- [What is needed]:
Pull every "kplusarchitekci" line out of the data below.

- [Supplied data]:
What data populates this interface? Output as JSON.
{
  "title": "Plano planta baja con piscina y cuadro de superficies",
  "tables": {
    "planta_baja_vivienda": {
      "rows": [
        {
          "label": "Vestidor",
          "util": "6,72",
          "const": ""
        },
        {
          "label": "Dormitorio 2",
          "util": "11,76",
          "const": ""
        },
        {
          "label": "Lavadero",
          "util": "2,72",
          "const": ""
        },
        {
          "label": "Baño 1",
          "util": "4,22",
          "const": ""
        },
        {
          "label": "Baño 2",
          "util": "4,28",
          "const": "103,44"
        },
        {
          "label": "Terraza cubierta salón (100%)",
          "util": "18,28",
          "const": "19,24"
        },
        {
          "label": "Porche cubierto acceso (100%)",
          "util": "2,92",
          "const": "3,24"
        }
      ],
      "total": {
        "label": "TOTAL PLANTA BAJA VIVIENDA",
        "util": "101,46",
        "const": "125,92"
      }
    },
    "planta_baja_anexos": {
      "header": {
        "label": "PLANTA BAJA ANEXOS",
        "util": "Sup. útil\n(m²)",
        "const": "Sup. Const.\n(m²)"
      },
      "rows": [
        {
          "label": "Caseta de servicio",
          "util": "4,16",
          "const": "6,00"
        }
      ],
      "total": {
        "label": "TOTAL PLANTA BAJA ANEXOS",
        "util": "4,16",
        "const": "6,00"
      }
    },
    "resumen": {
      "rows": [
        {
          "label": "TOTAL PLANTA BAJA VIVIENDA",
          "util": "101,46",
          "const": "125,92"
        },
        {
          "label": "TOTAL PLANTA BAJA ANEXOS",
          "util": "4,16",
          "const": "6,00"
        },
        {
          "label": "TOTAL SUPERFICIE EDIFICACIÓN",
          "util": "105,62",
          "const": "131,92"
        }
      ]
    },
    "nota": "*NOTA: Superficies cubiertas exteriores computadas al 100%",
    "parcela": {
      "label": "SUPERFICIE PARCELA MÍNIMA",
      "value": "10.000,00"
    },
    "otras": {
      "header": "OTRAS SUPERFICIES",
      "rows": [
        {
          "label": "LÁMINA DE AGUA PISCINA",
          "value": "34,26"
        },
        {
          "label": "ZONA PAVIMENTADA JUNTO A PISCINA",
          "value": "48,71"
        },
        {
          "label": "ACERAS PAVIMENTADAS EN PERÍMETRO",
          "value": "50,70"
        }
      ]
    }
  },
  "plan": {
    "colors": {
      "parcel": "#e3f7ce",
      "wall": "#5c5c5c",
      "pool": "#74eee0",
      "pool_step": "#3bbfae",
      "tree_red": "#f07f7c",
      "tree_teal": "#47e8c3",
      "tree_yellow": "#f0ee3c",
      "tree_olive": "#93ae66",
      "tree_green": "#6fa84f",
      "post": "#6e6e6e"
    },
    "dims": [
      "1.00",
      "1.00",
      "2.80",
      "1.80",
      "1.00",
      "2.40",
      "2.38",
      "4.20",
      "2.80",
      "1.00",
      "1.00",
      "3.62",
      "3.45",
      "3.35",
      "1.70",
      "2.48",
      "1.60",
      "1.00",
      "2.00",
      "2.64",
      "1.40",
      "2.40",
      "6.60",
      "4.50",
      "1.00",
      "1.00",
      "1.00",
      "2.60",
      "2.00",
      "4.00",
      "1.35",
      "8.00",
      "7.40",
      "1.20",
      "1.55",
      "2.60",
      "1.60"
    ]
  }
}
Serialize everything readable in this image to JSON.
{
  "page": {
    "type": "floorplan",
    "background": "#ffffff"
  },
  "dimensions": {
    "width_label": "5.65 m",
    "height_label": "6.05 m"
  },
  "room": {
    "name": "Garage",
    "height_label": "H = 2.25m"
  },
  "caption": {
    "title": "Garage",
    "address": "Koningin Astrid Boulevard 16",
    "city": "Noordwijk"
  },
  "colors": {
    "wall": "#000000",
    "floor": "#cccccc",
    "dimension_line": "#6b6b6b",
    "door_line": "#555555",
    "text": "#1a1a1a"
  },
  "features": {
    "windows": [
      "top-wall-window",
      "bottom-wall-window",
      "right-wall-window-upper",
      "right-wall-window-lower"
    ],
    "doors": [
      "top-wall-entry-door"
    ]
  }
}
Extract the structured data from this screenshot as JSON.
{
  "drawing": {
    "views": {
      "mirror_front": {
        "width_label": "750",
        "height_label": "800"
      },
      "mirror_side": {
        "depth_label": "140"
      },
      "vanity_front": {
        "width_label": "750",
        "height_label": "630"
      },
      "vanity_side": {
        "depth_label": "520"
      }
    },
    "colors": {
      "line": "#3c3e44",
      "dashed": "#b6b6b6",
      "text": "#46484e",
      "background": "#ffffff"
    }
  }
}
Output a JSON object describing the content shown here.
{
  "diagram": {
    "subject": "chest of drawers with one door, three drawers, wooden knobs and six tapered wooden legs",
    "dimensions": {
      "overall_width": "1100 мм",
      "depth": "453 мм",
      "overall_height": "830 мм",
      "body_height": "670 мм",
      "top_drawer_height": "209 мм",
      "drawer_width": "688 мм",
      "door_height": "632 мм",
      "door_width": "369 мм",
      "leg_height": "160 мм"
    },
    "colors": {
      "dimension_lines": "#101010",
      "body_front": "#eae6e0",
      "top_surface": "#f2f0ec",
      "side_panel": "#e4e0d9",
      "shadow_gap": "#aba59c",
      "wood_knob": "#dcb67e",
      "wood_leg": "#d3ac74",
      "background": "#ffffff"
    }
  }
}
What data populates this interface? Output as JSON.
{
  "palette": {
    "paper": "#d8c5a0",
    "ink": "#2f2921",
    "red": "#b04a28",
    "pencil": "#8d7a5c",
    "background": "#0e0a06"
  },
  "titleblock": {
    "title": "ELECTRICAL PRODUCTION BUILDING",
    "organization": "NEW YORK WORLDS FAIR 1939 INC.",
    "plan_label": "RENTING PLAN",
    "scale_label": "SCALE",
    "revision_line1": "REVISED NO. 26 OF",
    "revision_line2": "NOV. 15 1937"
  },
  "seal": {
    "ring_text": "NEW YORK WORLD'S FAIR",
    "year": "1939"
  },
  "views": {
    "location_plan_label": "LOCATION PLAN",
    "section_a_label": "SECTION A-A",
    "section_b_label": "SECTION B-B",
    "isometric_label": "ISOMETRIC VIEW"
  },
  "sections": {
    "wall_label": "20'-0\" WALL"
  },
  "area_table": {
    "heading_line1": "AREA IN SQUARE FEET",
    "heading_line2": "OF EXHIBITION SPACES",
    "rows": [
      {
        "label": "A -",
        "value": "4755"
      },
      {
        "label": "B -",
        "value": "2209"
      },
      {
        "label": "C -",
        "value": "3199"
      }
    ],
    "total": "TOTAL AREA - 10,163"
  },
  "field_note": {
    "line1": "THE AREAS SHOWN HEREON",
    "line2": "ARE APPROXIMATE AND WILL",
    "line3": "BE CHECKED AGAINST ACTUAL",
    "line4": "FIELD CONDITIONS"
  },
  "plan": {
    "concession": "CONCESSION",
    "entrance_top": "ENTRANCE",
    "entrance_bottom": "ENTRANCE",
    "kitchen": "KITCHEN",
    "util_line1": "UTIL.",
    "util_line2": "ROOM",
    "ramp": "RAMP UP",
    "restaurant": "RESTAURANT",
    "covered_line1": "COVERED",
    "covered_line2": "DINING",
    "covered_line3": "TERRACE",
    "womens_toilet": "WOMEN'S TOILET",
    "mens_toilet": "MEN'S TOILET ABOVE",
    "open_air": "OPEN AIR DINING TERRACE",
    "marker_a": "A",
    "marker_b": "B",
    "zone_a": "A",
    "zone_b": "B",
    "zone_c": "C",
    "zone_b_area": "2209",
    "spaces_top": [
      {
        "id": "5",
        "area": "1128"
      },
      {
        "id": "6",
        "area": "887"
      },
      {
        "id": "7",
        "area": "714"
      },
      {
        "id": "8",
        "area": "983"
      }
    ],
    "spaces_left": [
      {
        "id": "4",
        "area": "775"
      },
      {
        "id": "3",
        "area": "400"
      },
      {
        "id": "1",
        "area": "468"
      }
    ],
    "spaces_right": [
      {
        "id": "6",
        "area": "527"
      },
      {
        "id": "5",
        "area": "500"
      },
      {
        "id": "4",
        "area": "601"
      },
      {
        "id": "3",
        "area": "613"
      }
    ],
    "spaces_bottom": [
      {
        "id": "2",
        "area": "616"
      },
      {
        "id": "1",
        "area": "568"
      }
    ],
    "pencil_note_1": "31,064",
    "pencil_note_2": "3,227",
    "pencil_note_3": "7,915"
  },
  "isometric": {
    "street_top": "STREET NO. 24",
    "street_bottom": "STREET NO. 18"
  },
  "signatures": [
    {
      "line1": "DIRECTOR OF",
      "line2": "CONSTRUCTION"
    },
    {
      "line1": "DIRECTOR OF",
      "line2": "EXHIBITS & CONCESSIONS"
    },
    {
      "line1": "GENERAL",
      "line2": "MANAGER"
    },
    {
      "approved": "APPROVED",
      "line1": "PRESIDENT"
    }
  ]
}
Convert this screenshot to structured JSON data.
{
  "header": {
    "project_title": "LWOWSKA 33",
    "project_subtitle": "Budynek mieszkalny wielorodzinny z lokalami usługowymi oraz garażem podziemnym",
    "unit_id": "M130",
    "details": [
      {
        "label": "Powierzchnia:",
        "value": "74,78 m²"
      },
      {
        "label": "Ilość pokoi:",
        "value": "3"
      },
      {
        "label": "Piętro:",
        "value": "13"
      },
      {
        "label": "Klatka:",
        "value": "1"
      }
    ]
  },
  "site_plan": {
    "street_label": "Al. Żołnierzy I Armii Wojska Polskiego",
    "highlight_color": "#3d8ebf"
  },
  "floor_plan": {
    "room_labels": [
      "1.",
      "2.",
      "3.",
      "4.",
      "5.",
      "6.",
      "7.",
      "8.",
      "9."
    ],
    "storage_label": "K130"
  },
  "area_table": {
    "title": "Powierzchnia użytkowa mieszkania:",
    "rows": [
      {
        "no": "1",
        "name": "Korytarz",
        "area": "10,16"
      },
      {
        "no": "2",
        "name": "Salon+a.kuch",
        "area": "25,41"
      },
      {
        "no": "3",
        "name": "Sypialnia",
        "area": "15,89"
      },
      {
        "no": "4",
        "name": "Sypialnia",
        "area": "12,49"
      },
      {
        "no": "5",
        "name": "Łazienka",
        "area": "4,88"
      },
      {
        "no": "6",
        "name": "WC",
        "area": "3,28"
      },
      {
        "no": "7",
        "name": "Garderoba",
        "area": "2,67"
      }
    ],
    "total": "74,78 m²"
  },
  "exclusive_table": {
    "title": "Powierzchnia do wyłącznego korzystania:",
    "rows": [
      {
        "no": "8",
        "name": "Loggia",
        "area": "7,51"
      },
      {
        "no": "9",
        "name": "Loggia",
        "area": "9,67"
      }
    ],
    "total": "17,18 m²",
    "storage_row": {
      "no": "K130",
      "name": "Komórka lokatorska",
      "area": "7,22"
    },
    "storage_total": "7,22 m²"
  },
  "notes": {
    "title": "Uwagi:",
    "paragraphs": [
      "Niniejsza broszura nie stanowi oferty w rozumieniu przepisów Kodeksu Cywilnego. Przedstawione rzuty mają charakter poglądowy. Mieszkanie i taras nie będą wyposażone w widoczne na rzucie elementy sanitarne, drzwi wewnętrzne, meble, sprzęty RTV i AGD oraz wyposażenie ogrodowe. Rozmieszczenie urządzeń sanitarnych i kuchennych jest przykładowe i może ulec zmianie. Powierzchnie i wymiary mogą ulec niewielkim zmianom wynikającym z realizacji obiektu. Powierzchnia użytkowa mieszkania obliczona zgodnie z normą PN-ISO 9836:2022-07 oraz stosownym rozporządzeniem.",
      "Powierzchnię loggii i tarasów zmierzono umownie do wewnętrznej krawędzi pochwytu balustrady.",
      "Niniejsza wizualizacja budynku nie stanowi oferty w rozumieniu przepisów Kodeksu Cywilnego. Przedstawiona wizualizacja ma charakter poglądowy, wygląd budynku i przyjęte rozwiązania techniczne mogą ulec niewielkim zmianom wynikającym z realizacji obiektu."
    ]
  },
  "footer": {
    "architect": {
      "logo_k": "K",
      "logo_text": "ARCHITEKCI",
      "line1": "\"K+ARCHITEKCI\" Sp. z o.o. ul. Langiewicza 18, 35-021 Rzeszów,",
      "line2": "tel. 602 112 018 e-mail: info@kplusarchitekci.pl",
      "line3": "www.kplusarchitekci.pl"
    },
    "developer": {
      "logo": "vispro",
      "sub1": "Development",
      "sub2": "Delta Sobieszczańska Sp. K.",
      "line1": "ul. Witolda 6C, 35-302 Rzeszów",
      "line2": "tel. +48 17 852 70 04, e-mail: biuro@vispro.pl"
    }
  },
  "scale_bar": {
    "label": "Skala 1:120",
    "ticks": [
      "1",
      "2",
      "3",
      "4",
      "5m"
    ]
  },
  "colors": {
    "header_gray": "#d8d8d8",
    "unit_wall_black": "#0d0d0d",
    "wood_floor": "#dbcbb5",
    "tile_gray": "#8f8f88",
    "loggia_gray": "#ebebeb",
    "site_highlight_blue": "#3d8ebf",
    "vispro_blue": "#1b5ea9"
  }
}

- [Solution]:
      "line2": "tel. 602 112 018 e-mail: info@kplusarchitekci.pl",
      "line3": "www.kplusarchitekci.pl"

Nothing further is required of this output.